* _EXERCISE_:
Please print the full listing exactly.

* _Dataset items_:
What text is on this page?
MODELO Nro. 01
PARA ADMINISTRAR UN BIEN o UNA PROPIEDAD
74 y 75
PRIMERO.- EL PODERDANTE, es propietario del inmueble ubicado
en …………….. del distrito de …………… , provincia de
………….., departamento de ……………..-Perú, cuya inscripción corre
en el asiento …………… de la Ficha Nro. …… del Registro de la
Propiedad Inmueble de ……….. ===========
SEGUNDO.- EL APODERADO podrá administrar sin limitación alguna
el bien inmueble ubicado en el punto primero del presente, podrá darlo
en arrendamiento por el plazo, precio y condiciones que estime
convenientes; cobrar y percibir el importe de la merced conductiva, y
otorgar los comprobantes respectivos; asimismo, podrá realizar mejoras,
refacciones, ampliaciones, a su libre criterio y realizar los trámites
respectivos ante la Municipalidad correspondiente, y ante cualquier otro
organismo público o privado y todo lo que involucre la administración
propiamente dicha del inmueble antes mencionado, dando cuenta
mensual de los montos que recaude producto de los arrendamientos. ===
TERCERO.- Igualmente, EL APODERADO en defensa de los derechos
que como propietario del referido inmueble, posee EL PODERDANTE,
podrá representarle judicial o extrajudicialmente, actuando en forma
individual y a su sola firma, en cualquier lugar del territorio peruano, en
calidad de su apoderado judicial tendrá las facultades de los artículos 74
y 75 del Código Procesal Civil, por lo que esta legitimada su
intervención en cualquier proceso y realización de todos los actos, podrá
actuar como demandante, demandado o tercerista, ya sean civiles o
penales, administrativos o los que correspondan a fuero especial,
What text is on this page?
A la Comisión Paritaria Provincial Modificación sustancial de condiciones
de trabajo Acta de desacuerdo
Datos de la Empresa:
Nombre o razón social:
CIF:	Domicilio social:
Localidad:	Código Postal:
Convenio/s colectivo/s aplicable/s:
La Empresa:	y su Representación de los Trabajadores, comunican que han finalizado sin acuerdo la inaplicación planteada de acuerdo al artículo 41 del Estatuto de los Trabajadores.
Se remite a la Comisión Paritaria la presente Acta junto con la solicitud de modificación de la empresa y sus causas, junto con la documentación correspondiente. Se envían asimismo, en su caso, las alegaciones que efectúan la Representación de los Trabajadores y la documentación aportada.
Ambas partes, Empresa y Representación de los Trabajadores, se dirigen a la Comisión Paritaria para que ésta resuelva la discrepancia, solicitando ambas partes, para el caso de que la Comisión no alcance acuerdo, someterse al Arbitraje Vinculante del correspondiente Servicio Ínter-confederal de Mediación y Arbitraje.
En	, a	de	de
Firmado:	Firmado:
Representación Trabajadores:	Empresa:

* _RESPONSE TO THIS TASK_:
What text is on this page?
MODELO Nro. 01
PARA ADMINISTRAR UN BIEN o UNA PROPIEDAD
74 y 75
PRIMERO.- EL PODERDANTE, es propietario del inmueble ubicado
en …………….. del distrito de …………… , provincia de
………….., departamento de ……………..-Perú, cuya inscripción corre
en el asiento …………… de la Ficha Nro. …… del Registro de la
Propiedad Inmueble de ……….. ===========
SEGUNDO.- EL APODERADO podrá administrar sin limitación alguna
el bien inmueble ubicado en el punto primero del presente, podrá darlo
en arrendamiento por el plazo, precio y condiciones que estime
convenientes; cobrar y percibir el importe de la merced conductiva, y
otorgar los comprobantes respectivos; asimismo, podrá realizar mejoras,
refacciones, ampliaciones, a su libre criterio y realizar los trámites
respectivos ante la Municipalidad correspondiente, y ante cualquier otro
organismo público o privado y todo lo que involucre la administración
propiamente dicha del inmueble antes mencionado, dando cuenta
mensual de los montos que recaude producto de los arrendamientos. ===
TERCERO.- Igualmente, EL APODERADO en defensa de los derechos
que como propietario del referido inmueble, posee EL PODERDANTE,
podrá representarle judicial o extrajudicialmente, actuando en forma
individual y a su sola firma, en cualquier lugar del territorio peruano, en
calidad de su apoderado judicial tendrá las facultades de los artículos 74
y 75 del Código Procesal Civil, por lo que esta legitimada su
intervención en cualquier proceso y realización de todos los actos, podrá
actuar como demandante, demandado o tercerista, ya sean civiles o
penales, administrativos o los que correspondan a fuero especial,
What text is on this page?
A la Comisión Paritaria Provincial Modificación sustancial de condiciones
de trabajo Acta de desacuerdo
Datos de la Empresa:
Nombre o razón social:
CIF:	Domicilio social:
Localidad:	Código Postal:
Convenio/s colectivo/s aplicable/s:
La Empresa:	y su Representación de los Trabajadores, comunican que han finalizado sin acuerdo la inaplicación planteada de acuerdo al artículo 41 del Estatuto de los Trabajadores.
Se remite a la Comisión Paritaria la presente Acta junto con la solicitud de modificación de la empresa y sus causas, junto con la documentación correspondiente. Se envían asimismo, en su caso, las alegaciones que efectúan la Representación de los Trabajadores y la documentación aportada.
Ambas partes, Empresa y Representación de los Trabajadores, se dirigen a la Comisión Paritaria para que ésta resuelva la discrepancia, solicitando ambas partes, para el caso de que la Comisión no alcance acuerdo, someterse al Arbitraje Vinculante del correspondiente Servicio Ínter-confederal de Mediación y Arbitraje.
En	, a	de	de
Firmado:	Firmado:
Representación Trabajadores:	Empresa:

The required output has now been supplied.